Listed records |
──────

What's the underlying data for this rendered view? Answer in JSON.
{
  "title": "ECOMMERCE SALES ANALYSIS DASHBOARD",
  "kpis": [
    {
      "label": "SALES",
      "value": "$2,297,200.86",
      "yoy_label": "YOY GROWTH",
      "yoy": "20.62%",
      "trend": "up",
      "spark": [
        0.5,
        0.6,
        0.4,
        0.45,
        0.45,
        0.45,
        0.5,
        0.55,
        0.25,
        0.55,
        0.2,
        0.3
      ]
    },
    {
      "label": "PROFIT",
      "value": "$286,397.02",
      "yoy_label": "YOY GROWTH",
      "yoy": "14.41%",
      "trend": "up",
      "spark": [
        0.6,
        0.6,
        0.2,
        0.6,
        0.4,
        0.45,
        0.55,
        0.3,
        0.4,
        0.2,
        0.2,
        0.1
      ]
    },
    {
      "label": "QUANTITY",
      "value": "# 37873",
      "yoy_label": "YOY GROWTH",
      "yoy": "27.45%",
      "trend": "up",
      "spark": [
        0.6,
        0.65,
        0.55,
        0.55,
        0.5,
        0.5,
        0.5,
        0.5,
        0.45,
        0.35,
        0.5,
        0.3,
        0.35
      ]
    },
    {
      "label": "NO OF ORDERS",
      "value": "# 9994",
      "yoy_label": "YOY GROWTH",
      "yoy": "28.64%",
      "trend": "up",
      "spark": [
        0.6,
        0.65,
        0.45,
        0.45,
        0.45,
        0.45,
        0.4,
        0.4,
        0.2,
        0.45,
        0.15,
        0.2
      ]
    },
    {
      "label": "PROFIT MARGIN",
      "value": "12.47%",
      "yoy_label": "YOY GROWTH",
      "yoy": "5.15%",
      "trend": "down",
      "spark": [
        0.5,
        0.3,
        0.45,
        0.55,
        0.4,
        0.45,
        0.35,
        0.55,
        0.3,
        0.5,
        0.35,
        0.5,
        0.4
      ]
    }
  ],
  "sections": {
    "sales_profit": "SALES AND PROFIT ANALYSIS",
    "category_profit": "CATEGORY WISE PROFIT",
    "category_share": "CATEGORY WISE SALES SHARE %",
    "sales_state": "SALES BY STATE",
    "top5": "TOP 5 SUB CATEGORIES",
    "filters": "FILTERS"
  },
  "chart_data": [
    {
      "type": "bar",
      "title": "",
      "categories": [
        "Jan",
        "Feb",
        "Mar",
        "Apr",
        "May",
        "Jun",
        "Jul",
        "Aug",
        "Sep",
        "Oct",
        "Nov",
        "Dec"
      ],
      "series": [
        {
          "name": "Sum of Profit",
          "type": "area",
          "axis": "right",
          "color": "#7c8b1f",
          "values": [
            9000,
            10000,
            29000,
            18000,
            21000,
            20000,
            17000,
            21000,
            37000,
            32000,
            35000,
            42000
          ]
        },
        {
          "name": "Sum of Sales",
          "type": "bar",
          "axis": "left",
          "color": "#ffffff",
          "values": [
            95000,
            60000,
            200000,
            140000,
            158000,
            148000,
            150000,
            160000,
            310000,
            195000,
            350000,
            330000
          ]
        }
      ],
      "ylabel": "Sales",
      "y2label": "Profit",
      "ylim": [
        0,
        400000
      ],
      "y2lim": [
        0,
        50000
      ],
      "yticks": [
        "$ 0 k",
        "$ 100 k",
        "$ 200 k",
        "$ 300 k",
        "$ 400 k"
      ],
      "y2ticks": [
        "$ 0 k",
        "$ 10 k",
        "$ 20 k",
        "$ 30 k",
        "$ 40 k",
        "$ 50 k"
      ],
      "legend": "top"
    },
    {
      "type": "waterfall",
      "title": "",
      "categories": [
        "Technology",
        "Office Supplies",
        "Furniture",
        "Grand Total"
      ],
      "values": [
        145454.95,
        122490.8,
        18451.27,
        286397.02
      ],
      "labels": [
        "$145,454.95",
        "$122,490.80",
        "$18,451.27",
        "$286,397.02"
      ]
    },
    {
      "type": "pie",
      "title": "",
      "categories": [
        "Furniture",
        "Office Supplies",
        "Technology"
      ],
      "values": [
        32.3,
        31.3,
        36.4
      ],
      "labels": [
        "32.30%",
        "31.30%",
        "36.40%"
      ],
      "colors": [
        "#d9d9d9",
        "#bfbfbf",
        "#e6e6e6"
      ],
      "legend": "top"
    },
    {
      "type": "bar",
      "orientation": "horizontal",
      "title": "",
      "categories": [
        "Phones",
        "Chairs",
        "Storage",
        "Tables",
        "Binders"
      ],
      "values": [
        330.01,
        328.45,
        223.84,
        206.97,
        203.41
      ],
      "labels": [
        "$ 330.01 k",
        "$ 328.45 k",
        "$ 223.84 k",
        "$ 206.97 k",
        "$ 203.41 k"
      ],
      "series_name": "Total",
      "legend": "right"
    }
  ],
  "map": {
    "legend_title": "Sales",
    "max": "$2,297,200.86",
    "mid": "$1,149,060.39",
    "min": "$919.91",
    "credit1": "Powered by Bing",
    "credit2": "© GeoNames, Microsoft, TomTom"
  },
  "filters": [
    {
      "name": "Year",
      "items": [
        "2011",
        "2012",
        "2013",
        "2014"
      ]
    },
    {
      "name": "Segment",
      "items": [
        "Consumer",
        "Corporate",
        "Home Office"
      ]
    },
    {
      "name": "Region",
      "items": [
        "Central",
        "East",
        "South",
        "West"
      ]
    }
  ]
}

──────

Your goal |
Return the listing above word for word.

Answer for the task |
What's the underlying data for this rendered view? Answer in JSON.
{
  "title": "ECOMMERCE SALES ANALYSIS DASHBOARD",
  "kpis": [
    {
      "label": "SALES",
      "value": "$2,297,200.86",
      "yoy_label": "YOY GROWTH",
      "yoy": "20.62%",
      "trend": "up",
      "spark": [
        0.5,
        0.6,
        0.4,
        0.45,
        0.45,
        0.45,
        0.5,
        0.55,
        0.25,
        0.55,
        0.2,
        0.3
      ]
    },
    {
      "label": "PROFIT",
      "value": "$286,397.02",
      "yoy_label": "YOY GROWTH",
      "yoy": "14.41%",
      "trend": "up",
      "spark": [
        0.6,
        0.6,
        0.2,
        0.6,
        0.4,
        0.45,
        0.55,
        0.3,
        0.4,
        0.2,
        0.2,
        0.1
      ]
    },
    {
      "label": "QUANTITY",
      "value": "# 37873",
      "yoy_label": "YOY GROWTH",
      "yoy": "27.45%",
      "trend": "up",
      "spark": [
        0.6,
        0.65,
        0.55,
        0.55,
        0.5,
        0.5,
        0.5,
        0.5,
        0.45,
        0.35,
        0.5,
        0.3,
        0.35
      ]
    },
    {
      "label": "NO OF ORDERS",
      "value": "# 9994",
      "yoy_label": "YOY GROWTH",
      "yoy": "28.64%",
      "trend": "up",
      "spark": [
        0.6,
        0.65,
        0.45,
        0.45,
        0.45,
        0.45,
        0.4,
        0.4,
        0.2,
        0.45,
        0.15,
        0.2
      ]
    },
    {
      "label": "PROFIT MARGIN",
      "value": "12.47%",
      "yoy_label": "YOY GROWTH",
      "yoy": "5.15%",
      "trend": "down",
      "spark": [
        0.5,
        0.3,
        0.45,
        0.55,
        0.4,
        0.45,
        0.35,
        0.55,
        0.3,
        0.5,
        0.35,
        0.5,
        0.4
      ]
    }
  ],
  "sections": {
    "sales_profit": "SALES AND PROFIT ANALYSIS",
    "category_profit": "CATEGORY WISE PROFIT",
    "category_share": "CATEGORY WISE SALES SHARE %",
    "sales_state": "SALES BY STATE",
    "top5": "TOP 5 SUB CATEGORIES",
    "filters": "FILTERS"
  },
  "chart_data": [
    {
      "type": "bar",
      "title": "",
      "categories": [
        "Jan",
        "Feb",
        "Mar",
        "Apr",
        "May",
        "Jun",
        "Jul",
        "Aug",
        "Sep",
        "Oct",
        "Nov",
        "Dec"
      ],
      "series": [
        {
          "name": "Sum of Profit",
          "type": "area",
          "axis": "right",
          "color": "#7c8b1f",
          "values": [
            9000,
            10000,
            29000,
            18000,
            21000,
            20000,
            17000,
            21000,
            37000,
            32000,
            35000,
            42000
          ]
        },
        {
          "name": "Sum of Sales",
          "type": "bar",
          "axis": "left",
          "color": "#ffffff",
          "values": [
            95000,
            60000,
            200000,
            140000,
            158000,
            148000,
            150000,
            160000,
            310000,
            195000,
            350000,
            330000
          ]
        }
      ],
      "ylabel": "Sales",
      "y2label": "Profit",
      "ylim": [
        0,
        400000
      ],
      "y2lim": [
        0,
        50000
      ],
      "yticks": [
        "$ 0 k",
        "$ 100 k",
        "$ 200 k",
        "$ 300 k",
        "$ 400 k"
      ],
      "y2ticks": [
        "$ 0 k",
        "$ 10 k",
        "$ 20 k",
        "$ 30 k",
        "$ 40 k",
        "$ 50 k"
      ],
      "legend": "top"
    },
    {
      "type": "waterfall",
      "title": "",
      "categories": [
        "Technology",
        "Office Supplies",
        "Furniture",
        "Grand Total"
      ],
      "values": [
        145454.95,
        122490.8,
        18451.27,
        286397.02
      ],
      "labels": [
        "$145,454.95",
        "$122,490.80",
        "$18,451.27",
        "$286,397.02"
      ]
    },
    {
      "type": "pie",
      "title": "",
      "categories": [
        "Furniture",
        "Office Supplies",
        "Technology"
      ],
      "values": [
        32.3,
        31.3,
        36.4
      ],
      "labels": [
        "32.30%",
        "31.30%",
        "36.40%"
      ],
      "colors": [
        "#d9d9d9",
        "#bfbfbf",
        "#e6e6e6"
      ],
      "legend": "top"
    },
    {
      "type": "bar",
      "orientation": "horizontal",
      "title": "",
      "categories": [
        "Phones",
        "Chairs",
        "Storage",
        "Tables",
        "Binders"
      ],
      "values": [
        330.01,
        328.45,
        223.84,
        206.97,
        203.41
      ],
      "labels": [
        "$ 330.01 k",
        "$ 328.45 k",
        "$ 223.84 k",
        "$ 206.97 k",
        "$ 203.41 k"
      ],
      "series_name": "Total",
      "legend": "right"
    }
  ],
  "map": {
    "legend_title": "Sales",
    "max": "$2,297,200.86",
    "mid": "$1,149,060.39",
    "min": "$919.91",
    "credit1": "Powered by Bing",
    "credit2": "© GeoNames, Microsoft, TomTom"
  },
  "filters": [
    {
      "name": "Year",
      "items": [
        "2011",
        "2012",
        "2013",
        "2014"
      ]
    },
    {
      "name": "Segment",
      "items": [
        "Consumer",
        "Corporate",
        "Home Office"
      ]
    },
    {
      "name": "Region",
      "items": [
        "Central",
        "East",
        "South",
        "West"
      ]
    }
  ]
}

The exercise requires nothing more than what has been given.